** Begin **

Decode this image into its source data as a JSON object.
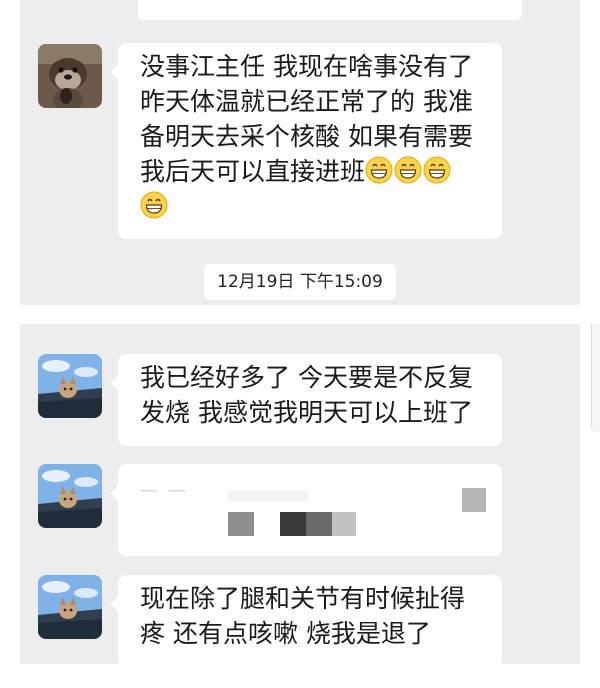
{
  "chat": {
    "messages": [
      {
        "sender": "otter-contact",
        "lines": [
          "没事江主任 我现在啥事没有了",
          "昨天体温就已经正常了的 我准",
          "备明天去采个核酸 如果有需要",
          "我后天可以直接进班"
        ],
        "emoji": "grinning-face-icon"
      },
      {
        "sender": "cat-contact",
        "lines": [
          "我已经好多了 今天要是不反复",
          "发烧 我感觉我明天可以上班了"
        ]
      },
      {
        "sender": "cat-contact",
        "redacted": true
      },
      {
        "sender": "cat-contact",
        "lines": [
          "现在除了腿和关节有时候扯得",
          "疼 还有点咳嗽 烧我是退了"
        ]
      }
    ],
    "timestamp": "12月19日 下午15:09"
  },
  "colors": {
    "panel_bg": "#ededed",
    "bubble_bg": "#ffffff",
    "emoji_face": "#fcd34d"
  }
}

** End **

**Directive:**
Without including any picture, repeat the data exactly.

**Expected answer:**
Decode this image into its source data as a JSON object.
{
  "chat": {
    "messages": [
      {
        "sender": "otter-contact",
        "lines": [
          "没事江主任 我现在啥事没有了",
          "昨天体温就已经正常了的 我准",
          "备明天去采个核酸 如果有需要",
          "我后天可以直接进班"
        ],
        "emoji": "grinning-face-icon"
      },
      {
        "sender": "cat-contact",
        "lines": [
          "我已经好多了 今天要是不反复",
          "发烧 我感觉我明天可以上班了"
        ]
      },
      {
        "sender": "cat-contact",
        "redacted": true
      },
      {
        "sender": "cat-contact",
        "lines": [
          "现在除了腿和关节有时候扯得",
          "疼 还有点咳嗽 烧我是退了"
        ]
      }
    ],
    "timestamp": "12月19日 下午15:09"
  },
  "colors": {
    "panel_bg": "#ededed",
    "bubble_bg": "#ffffff",
    "emoji_face": "#fcd34d"
  }
}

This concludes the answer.